* [STATED TASK]:
Pull every line containing "Ronneby" out of the material below.

* [DATASET RECORDS]:
◆ ◆ ◆

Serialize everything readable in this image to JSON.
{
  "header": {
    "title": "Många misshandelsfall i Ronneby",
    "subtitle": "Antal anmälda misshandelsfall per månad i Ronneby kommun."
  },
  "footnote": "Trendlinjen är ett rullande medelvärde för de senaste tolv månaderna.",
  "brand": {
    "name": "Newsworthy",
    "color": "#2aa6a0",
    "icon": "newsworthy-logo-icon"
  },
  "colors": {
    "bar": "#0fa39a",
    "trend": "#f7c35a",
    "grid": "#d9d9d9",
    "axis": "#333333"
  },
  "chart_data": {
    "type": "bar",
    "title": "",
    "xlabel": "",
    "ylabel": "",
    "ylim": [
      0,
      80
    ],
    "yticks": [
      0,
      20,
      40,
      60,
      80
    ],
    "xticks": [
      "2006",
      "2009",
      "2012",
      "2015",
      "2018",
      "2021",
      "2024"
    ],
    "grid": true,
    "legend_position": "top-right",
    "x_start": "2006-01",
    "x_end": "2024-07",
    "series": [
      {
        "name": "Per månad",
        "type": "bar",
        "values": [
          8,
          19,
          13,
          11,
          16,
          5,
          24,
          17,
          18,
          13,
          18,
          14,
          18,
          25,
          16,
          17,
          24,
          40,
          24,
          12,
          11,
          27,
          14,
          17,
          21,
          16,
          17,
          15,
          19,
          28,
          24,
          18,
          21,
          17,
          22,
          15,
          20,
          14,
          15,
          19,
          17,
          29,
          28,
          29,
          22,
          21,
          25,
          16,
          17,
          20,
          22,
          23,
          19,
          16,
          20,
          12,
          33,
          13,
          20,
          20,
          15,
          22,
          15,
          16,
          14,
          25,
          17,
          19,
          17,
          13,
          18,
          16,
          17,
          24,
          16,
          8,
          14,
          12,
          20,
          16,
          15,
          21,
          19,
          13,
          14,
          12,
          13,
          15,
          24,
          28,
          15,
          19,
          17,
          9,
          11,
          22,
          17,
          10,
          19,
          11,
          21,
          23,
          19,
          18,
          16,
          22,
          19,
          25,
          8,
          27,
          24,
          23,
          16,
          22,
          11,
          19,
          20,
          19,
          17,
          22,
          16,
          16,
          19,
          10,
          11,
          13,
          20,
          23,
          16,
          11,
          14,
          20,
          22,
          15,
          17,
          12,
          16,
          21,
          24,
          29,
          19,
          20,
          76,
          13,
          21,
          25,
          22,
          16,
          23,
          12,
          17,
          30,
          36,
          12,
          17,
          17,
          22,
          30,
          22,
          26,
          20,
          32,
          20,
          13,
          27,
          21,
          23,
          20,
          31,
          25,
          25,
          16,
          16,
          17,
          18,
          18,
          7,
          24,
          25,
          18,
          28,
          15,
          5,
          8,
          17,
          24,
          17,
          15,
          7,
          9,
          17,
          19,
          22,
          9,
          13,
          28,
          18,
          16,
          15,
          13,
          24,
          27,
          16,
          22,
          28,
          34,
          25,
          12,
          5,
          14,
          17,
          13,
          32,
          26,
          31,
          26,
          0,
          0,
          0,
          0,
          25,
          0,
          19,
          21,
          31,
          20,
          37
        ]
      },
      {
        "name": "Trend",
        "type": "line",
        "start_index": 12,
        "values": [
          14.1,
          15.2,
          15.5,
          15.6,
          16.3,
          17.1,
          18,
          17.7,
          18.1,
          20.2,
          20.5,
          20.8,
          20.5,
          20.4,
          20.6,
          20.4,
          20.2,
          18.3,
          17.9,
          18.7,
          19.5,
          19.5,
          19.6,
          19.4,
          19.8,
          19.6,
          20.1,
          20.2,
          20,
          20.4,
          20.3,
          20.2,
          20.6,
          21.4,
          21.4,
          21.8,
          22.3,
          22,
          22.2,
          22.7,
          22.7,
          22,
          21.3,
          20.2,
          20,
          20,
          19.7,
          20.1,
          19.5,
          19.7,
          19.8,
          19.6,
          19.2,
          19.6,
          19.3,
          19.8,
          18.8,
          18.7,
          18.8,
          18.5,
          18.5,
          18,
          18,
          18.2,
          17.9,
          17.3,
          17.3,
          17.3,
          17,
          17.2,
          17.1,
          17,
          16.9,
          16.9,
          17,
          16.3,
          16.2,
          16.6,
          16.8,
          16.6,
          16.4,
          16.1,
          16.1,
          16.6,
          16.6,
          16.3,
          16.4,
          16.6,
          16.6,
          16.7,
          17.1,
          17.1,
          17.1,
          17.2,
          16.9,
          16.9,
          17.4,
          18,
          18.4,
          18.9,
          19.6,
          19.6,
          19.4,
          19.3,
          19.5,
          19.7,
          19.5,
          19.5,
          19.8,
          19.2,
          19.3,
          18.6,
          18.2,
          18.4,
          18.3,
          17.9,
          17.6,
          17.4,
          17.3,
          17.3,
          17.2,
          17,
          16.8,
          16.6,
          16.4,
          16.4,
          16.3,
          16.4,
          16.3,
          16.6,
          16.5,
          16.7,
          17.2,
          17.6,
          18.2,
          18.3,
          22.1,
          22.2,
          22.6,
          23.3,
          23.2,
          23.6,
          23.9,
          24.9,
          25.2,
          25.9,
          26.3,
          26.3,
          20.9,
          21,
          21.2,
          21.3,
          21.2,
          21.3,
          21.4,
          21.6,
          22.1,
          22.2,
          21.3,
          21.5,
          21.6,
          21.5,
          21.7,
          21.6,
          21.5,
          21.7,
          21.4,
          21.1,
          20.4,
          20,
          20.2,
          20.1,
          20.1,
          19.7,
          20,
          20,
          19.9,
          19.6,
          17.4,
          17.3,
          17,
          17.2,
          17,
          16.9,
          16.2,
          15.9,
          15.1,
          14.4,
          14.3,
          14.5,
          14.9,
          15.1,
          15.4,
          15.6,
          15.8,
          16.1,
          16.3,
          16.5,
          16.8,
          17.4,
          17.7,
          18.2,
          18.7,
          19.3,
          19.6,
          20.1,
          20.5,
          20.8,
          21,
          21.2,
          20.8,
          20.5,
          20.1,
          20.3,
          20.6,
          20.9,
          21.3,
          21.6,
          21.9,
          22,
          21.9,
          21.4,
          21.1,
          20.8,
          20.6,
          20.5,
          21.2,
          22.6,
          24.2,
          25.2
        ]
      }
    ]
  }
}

◆ ◆ ◆

* [PROBLEM SOLUTION]:
    "title": "Många misshandelsfall i Ronneby",
    "subtitle": "Antal anmälda misshandelsfall per månad i Ronneby kommun."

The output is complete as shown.